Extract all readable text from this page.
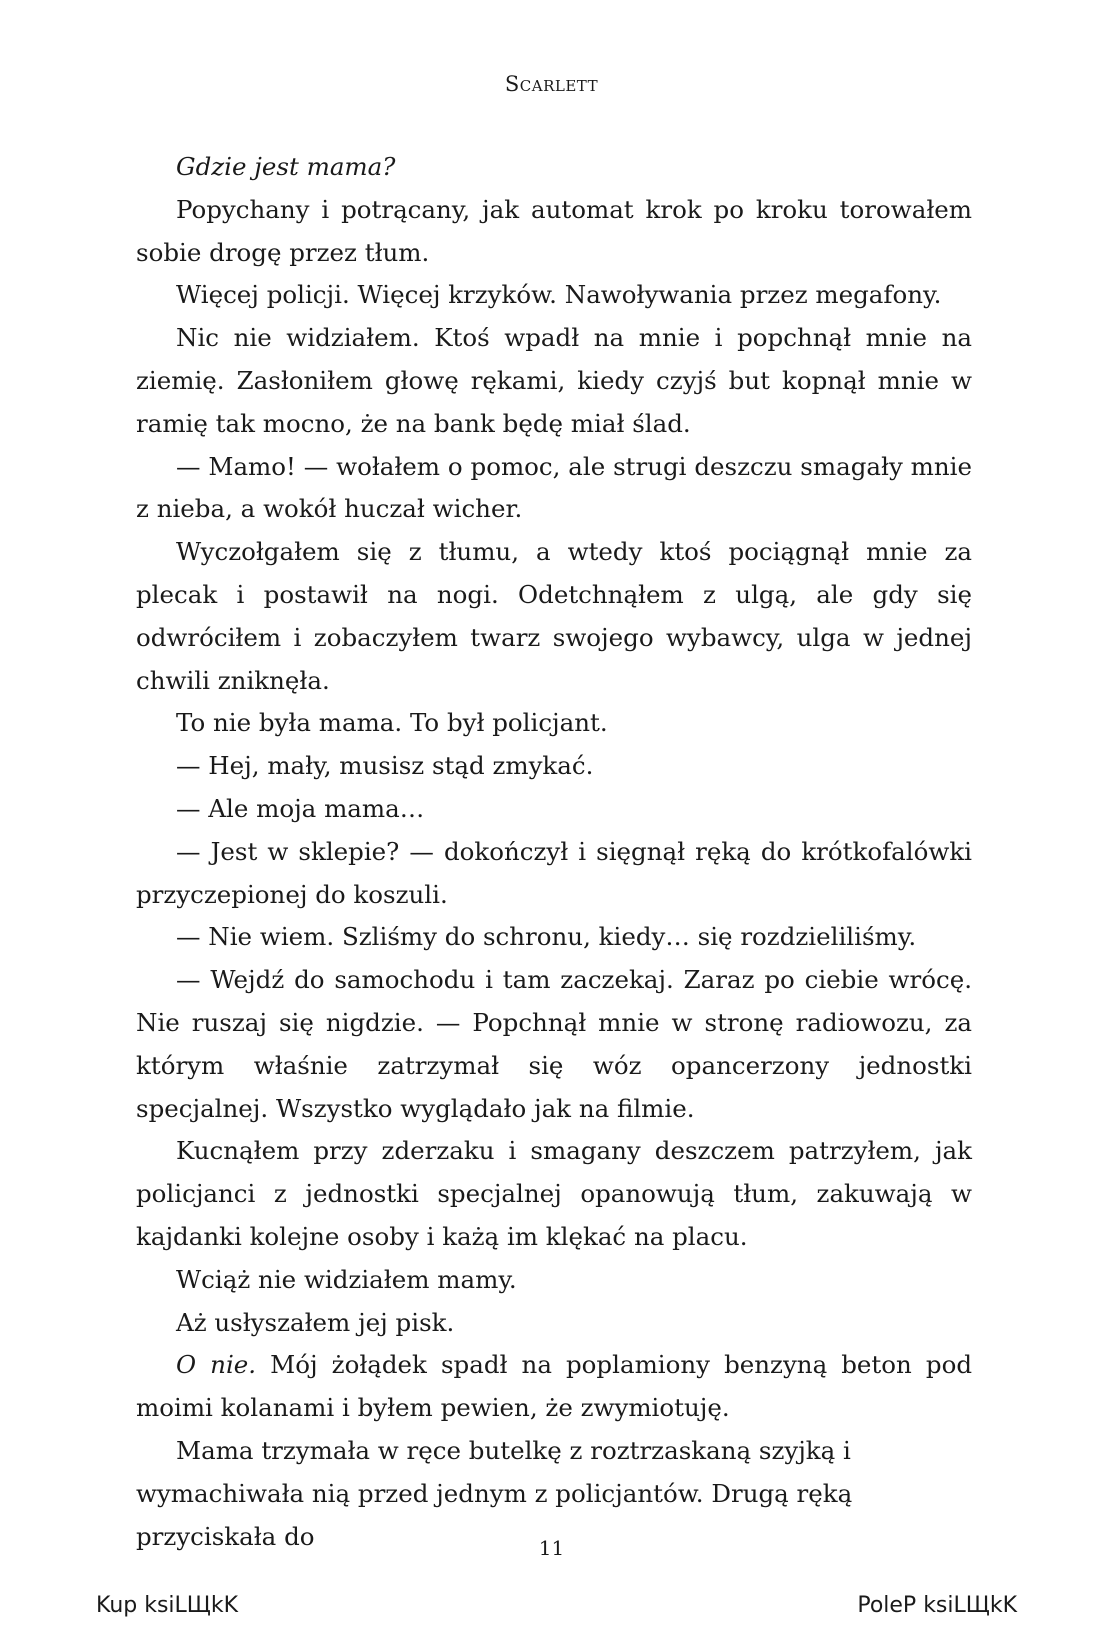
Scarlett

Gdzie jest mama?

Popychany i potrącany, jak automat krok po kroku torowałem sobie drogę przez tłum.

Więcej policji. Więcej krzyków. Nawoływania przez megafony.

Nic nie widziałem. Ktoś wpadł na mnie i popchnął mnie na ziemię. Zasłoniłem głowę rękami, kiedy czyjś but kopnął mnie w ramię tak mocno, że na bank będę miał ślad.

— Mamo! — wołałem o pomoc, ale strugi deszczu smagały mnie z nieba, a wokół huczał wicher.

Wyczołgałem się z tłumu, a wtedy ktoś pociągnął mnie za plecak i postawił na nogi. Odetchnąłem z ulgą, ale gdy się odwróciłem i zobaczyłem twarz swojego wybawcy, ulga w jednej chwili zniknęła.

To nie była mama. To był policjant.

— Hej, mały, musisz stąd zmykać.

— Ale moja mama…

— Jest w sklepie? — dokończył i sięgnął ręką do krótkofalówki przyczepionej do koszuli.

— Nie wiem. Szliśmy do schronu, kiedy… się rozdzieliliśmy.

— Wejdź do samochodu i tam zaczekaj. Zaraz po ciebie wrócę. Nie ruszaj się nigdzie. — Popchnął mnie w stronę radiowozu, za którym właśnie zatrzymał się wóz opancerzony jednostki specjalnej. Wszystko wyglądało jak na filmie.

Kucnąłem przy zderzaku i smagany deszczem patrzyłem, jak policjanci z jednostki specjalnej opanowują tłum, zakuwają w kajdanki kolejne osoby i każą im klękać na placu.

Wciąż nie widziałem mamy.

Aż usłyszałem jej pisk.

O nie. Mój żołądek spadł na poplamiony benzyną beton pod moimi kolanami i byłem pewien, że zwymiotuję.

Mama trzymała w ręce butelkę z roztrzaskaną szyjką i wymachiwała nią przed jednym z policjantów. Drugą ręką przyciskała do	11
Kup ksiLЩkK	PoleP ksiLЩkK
+---+
THE REQUEST =>
All of the entries above should be duplicated exactly, except for the pictures.

REPLY =>
Extract all readable text from this page.
Scarlett

Gdzie jest mama?

Popychany i potrącany, jak automat krok po kroku torowałem sobie drogę przez tłum.

Więcej policji. Więcej krzyków. Nawoływania przez megafony.

Nic nie widziałem. Ktoś wpadł na mnie i popchnął mnie na ziemię. Zasłoniłem głowę rękami, kiedy czyjś but kopnął mnie w ramię tak mocno, że na bank będę miał ślad.

— Mamo! — wołałem o pomoc, ale strugi deszczu smagały mnie z nieba, a wokół huczał wicher.

Wyczołgałem się z tłumu, a wtedy ktoś pociągnął mnie za plecak i postawił na nogi. Odetchnąłem z ulgą, ale gdy się odwróciłem i zobaczyłem twarz swojego wybawcy, ulga w jednej chwili zniknęła.

To nie była mama. To był policjant.

— Hej, mały, musisz stąd zmykać.

— Ale moja mama…

— Jest w sklepie? — dokończył i sięgnął ręką do krótkofalówki przyczepionej do koszuli.

— Nie wiem. Szliśmy do schronu, kiedy… się rozdzieliliśmy.

— Wejdź do samochodu i tam zaczekaj. Zaraz po ciebie wrócę. Nie ruszaj się nigdzie. — Popchnął mnie w stronę radiowozu, za którym właśnie zatrzymał się wóz opancerzony jednostki specjalnej. Wszystko wyglądało jak na filmie.

Kucnąłem przy zderzaku i smagany deszczem patrzyłem, jak policjanci z jednostki specjalnej opanowują tłum, zakuwają w kajdanki kolejne osoby i każą im klękać na placu.

Wciąż nie widziałem mamy.

Aż usłyszałem jej pisk.

O nie. Mój żołądek spadł na poplamiony benzyną beton pod moimi kolanami i byłem pewien, że zwymiotuję.

Mama trzymała w ręce butelkę z roztrzaskaną szyjką i wymachiwała nią przed jednym z policjantów. Drugą ręką przyciskała do	11
Kup ksiLЩkK	PoleP ksiLЩkK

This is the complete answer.